> [STATED GOAL] Each line of the data that includes the string "into" is to be copied out.

> [EXTRACTED INFORMATION]
(begin)
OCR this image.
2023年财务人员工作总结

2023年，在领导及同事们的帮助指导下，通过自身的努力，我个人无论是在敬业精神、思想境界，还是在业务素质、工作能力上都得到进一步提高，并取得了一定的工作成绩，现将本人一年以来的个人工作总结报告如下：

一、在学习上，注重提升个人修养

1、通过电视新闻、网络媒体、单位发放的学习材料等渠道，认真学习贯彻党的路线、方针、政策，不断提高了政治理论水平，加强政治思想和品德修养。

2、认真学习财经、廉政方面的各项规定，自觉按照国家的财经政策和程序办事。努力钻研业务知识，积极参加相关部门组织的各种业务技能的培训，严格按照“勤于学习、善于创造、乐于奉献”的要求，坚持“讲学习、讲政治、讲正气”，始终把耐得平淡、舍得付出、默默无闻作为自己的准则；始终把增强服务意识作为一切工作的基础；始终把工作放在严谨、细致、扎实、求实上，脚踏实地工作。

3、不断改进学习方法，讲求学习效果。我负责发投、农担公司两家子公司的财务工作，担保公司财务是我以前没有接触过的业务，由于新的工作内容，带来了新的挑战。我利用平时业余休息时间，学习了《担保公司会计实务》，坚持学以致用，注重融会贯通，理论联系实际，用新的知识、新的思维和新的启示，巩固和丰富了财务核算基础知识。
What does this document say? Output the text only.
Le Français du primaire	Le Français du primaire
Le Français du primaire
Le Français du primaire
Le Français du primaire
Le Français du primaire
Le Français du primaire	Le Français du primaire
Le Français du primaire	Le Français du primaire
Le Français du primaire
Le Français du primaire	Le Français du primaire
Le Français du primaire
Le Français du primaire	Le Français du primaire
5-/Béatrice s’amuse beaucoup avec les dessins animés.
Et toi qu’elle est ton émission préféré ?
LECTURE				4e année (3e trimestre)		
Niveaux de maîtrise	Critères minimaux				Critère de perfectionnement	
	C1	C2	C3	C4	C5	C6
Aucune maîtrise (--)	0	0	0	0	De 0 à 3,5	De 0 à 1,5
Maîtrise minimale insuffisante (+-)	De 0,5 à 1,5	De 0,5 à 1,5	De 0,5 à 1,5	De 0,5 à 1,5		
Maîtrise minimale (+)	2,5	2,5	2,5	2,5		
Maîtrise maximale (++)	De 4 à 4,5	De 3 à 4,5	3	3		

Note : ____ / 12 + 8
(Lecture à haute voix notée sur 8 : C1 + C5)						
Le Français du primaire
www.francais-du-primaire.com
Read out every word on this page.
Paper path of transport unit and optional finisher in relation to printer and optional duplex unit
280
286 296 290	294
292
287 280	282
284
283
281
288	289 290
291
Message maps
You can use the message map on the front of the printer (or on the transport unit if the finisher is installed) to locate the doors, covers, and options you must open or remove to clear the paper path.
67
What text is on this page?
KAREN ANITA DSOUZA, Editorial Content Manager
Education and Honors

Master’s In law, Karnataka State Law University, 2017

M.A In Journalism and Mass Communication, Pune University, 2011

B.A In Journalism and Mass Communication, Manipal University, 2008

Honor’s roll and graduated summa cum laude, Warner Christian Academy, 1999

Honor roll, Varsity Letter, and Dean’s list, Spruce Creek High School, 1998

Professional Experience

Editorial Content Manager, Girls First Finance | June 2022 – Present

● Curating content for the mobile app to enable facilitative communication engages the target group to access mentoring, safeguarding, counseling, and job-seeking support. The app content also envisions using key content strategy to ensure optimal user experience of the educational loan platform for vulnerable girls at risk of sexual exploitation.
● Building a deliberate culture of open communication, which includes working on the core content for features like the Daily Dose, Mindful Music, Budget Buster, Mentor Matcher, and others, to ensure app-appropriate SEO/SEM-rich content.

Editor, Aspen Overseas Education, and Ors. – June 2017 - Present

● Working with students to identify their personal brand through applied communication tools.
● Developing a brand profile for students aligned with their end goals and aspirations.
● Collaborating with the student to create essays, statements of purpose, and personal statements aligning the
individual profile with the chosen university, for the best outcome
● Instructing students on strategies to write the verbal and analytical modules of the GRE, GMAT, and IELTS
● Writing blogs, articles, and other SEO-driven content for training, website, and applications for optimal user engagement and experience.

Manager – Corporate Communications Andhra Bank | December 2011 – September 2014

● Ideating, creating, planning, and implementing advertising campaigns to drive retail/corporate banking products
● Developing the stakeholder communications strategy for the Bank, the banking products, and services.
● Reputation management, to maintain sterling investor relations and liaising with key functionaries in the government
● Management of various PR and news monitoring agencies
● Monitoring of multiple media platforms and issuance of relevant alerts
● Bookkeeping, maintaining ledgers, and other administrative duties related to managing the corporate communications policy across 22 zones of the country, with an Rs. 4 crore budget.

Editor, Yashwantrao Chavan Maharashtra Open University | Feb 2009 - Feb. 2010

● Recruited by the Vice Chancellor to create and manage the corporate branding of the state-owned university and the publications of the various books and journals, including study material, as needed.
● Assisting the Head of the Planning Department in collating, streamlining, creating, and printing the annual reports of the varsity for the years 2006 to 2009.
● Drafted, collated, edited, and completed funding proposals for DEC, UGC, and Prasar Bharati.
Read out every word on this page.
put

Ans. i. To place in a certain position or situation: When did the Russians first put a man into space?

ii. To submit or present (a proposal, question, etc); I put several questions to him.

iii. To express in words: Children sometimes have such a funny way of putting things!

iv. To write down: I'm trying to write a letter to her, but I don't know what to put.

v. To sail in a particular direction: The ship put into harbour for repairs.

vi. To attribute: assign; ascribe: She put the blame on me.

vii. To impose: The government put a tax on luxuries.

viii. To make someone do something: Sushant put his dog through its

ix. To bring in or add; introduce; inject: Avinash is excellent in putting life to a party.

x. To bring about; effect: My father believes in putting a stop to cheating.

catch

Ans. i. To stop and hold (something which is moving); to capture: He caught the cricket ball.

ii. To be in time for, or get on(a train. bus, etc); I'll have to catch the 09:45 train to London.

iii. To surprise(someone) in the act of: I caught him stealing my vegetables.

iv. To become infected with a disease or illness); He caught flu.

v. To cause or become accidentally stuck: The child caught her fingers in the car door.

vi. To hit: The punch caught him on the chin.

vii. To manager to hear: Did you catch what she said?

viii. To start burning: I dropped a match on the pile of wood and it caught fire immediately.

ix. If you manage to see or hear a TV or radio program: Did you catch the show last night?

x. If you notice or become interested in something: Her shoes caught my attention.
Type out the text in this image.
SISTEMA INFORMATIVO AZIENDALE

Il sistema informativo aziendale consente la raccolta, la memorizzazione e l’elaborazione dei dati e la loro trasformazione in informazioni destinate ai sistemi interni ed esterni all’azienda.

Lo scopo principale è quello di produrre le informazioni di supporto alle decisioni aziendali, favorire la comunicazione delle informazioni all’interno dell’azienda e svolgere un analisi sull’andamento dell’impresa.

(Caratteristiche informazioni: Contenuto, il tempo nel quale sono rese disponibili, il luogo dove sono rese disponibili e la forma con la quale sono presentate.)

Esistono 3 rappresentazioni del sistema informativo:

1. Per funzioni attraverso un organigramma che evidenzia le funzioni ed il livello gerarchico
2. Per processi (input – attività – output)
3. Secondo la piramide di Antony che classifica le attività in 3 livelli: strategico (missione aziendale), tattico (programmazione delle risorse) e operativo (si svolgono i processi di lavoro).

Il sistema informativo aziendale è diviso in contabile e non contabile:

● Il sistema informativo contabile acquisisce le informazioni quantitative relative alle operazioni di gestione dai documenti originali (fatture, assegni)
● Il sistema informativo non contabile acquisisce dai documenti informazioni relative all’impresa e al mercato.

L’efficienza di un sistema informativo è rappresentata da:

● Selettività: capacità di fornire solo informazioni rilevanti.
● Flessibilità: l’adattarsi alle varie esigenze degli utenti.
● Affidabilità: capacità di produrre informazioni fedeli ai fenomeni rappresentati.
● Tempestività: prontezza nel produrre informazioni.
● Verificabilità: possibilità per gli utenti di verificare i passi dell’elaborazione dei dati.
(end)
> [RESPONSE TO THE EXERCISE]
Ans. i. To place in a certain position or situation: When did the Russians first put a man into space?
v. To sail in a particular direction: The ship put into harbour for repairs.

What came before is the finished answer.